### BRIEF
Repeat each record below exactly, dropping the pictures.

* Begin *

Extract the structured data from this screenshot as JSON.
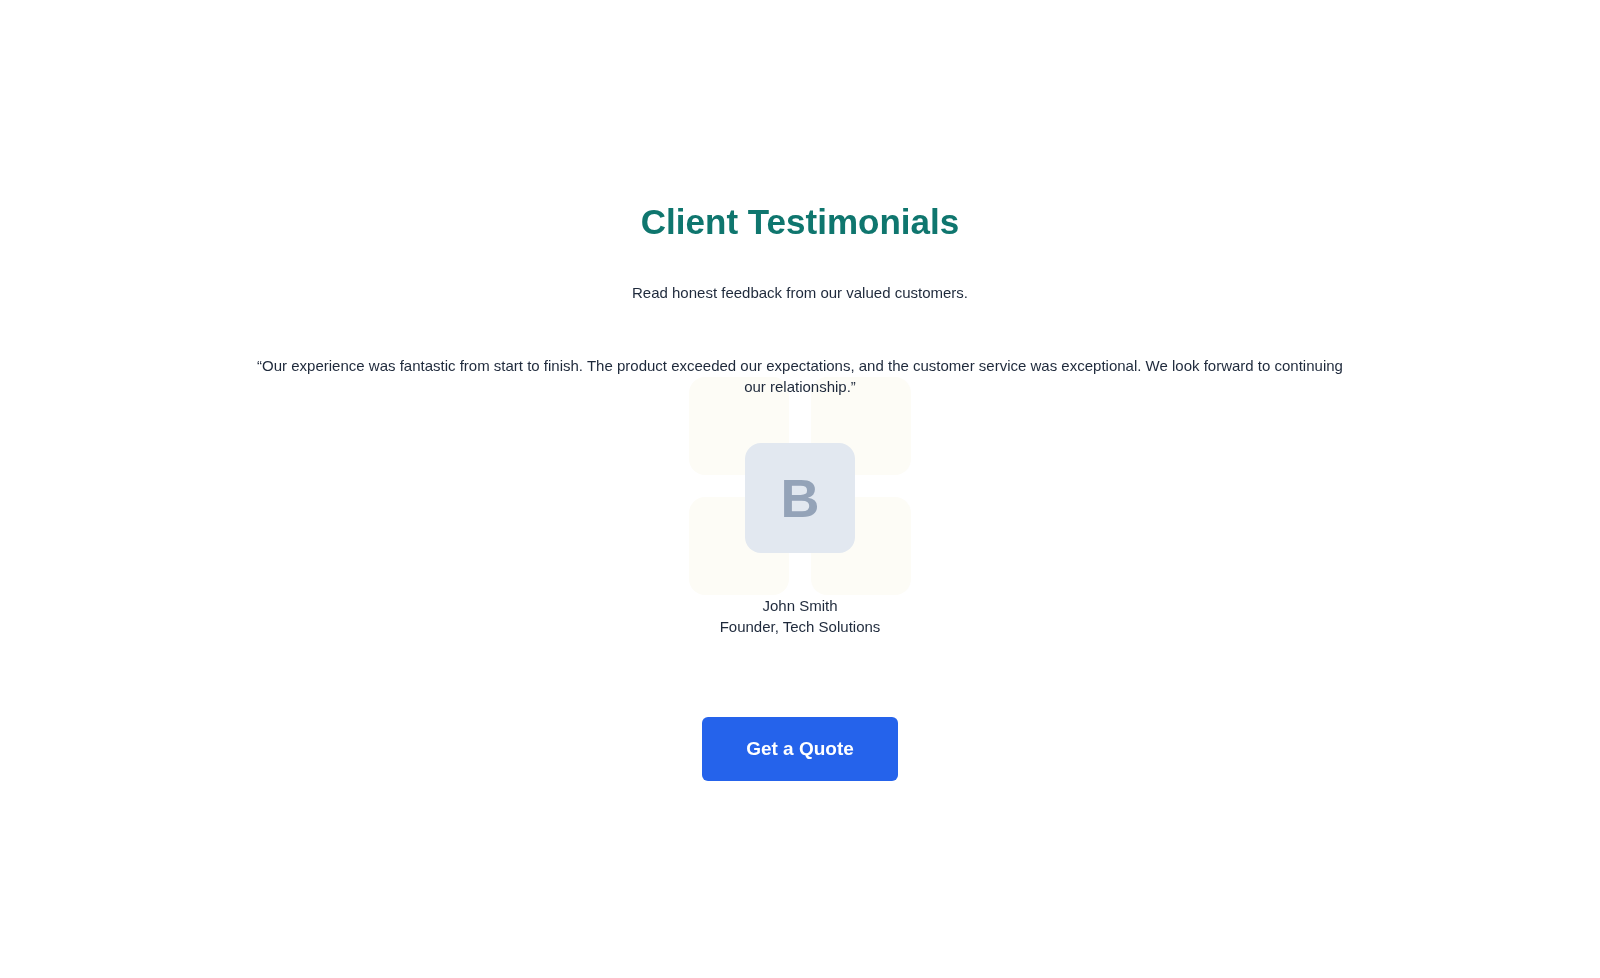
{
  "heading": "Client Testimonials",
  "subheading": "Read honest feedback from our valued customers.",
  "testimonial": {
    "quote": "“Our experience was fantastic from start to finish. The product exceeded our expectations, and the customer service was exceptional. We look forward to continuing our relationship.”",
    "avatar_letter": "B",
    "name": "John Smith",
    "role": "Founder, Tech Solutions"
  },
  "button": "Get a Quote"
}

* End *

### FINISHED ANSWER
Extract the structured data from this screenshot as JSON.
{
  "heading": "Client Testimonials",
  "subheading": "Read honest feedback from our valued customers.",
  "testimonial": {
    "quote": "“Our experience was fantastic from start to finish. The product exceeded our expectations, and the customer service was exceptional. We look forward to continuing our relationship.”",
    "avatar_letter": "B",
    "name": "John Smith",
    "role": "Founder, Tech Solutions"
  },
  "button": "Get a Quote"
}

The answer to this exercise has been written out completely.